┌──
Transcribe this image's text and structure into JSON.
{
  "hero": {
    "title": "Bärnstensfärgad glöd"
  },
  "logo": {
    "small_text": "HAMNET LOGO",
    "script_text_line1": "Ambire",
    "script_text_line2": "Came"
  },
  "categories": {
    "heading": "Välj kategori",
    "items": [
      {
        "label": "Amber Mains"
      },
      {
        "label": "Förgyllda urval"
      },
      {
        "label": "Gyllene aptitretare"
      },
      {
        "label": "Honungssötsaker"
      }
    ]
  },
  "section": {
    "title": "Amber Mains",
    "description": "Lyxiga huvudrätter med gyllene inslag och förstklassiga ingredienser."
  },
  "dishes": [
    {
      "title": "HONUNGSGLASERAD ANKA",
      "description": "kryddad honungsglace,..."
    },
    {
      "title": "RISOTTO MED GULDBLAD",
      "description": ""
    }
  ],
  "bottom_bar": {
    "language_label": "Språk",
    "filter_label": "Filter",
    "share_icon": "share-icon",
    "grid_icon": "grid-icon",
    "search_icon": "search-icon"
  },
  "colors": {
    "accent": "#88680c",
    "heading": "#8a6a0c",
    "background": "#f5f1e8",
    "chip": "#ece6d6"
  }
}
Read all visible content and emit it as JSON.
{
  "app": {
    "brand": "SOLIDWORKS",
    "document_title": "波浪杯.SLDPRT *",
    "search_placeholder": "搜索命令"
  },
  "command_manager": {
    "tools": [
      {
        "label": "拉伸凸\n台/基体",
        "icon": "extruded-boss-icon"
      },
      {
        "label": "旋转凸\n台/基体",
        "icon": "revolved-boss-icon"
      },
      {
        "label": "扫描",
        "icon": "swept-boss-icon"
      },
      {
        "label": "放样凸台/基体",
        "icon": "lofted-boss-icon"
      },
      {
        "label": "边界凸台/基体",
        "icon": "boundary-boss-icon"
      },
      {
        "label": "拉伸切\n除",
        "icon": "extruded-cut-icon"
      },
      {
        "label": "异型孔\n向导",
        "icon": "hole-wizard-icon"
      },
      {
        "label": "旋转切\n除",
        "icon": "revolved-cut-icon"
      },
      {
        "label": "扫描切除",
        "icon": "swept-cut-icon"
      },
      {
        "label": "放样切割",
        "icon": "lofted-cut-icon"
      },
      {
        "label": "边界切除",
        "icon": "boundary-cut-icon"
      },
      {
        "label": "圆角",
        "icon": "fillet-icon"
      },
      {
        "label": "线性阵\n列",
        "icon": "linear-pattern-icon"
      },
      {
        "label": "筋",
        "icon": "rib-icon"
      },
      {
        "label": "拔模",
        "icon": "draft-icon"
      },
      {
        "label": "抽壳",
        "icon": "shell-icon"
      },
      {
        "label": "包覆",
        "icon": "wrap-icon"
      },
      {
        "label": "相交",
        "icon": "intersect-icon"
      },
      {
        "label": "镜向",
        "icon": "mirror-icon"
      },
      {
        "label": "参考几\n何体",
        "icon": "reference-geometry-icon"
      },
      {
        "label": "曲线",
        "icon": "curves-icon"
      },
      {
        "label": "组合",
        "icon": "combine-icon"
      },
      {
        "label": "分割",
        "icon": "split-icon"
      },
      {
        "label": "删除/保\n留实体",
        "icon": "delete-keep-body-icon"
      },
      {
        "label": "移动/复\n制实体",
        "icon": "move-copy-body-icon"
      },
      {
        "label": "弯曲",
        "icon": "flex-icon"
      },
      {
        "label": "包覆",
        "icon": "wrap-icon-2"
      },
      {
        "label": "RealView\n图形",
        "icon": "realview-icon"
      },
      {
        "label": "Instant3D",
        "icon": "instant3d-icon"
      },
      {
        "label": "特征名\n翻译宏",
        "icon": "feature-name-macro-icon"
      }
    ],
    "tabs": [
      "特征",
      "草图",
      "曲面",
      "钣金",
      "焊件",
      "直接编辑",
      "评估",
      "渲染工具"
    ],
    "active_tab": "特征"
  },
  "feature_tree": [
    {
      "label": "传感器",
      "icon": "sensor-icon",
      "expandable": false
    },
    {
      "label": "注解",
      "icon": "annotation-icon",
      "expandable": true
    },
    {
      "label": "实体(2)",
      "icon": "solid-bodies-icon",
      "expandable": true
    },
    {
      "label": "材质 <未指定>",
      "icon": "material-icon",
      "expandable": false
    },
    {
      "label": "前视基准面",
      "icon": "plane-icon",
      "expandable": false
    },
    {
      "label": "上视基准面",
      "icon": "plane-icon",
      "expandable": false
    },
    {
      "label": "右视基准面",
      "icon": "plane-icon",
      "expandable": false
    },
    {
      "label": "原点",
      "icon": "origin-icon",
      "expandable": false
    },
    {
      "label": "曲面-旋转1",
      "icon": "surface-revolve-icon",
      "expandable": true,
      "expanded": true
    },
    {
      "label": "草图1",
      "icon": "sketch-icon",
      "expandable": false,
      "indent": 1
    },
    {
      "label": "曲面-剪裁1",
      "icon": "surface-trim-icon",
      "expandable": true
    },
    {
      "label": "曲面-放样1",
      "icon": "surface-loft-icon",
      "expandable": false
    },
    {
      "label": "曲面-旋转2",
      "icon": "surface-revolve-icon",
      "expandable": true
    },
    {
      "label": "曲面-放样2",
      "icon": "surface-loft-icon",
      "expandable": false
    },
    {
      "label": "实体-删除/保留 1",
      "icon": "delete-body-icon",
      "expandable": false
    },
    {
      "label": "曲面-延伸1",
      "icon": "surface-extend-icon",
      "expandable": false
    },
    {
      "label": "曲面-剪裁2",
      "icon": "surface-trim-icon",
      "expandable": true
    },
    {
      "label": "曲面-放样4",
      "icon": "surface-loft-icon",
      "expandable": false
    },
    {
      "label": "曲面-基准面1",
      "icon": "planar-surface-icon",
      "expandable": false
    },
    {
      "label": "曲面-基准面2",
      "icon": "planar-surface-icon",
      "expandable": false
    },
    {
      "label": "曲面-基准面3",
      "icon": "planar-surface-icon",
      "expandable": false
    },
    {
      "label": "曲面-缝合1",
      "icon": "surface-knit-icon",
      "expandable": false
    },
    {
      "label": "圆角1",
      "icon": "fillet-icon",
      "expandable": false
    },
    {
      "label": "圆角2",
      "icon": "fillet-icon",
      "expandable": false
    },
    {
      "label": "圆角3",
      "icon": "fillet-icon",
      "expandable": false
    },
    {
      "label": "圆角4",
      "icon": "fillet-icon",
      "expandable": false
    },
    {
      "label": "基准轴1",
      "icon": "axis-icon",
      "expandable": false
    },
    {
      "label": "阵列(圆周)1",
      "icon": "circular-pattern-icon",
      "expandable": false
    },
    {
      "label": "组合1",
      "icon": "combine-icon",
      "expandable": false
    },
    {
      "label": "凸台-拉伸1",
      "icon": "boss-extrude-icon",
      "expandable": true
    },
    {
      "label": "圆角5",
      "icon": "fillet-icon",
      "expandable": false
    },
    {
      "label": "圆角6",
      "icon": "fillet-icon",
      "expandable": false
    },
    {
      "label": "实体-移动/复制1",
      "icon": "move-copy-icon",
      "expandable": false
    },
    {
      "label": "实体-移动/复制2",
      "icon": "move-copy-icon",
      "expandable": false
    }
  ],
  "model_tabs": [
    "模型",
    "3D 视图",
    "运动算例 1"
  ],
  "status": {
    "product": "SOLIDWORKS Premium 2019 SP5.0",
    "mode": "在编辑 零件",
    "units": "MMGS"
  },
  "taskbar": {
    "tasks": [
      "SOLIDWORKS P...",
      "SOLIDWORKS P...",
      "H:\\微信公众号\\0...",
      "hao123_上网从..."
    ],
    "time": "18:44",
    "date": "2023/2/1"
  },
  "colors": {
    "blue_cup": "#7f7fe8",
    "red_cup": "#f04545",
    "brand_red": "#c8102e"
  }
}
└──
Goal >> Identify the lines of the data that contain the word "Amber". Copy each of them.

Completed exercise >>
        "label": "Amber Mains"
    "title": "Amber Mains",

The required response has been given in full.